**What to do:**
Copy every line in the records below that contains the word "Solar".

** START OF Task data **

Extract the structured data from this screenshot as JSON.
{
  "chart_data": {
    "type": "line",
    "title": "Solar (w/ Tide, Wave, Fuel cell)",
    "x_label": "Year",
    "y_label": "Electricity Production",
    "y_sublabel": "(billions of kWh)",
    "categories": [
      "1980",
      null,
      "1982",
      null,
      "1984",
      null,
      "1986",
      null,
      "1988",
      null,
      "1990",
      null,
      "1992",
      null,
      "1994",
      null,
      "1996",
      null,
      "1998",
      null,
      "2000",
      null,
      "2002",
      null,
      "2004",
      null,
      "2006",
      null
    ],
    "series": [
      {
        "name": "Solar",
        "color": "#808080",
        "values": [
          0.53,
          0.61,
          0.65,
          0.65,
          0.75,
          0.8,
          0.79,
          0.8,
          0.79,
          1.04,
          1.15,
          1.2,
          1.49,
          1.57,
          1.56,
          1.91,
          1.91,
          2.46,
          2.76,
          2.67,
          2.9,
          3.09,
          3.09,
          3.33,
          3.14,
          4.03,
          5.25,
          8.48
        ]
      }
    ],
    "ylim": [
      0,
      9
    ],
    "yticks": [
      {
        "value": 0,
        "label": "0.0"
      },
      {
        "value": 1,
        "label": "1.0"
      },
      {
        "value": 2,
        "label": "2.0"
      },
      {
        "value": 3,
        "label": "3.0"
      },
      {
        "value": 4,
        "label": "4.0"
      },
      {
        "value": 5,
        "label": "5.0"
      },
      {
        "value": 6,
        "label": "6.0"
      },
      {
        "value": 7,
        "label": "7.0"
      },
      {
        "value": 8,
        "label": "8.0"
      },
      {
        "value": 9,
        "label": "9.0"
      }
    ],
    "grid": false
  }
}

** END OF Task data **

**Output of the exercise:**
    "title": "Solar (w/ Tide, Wave, Fuel cell)",
        "name": "Solar",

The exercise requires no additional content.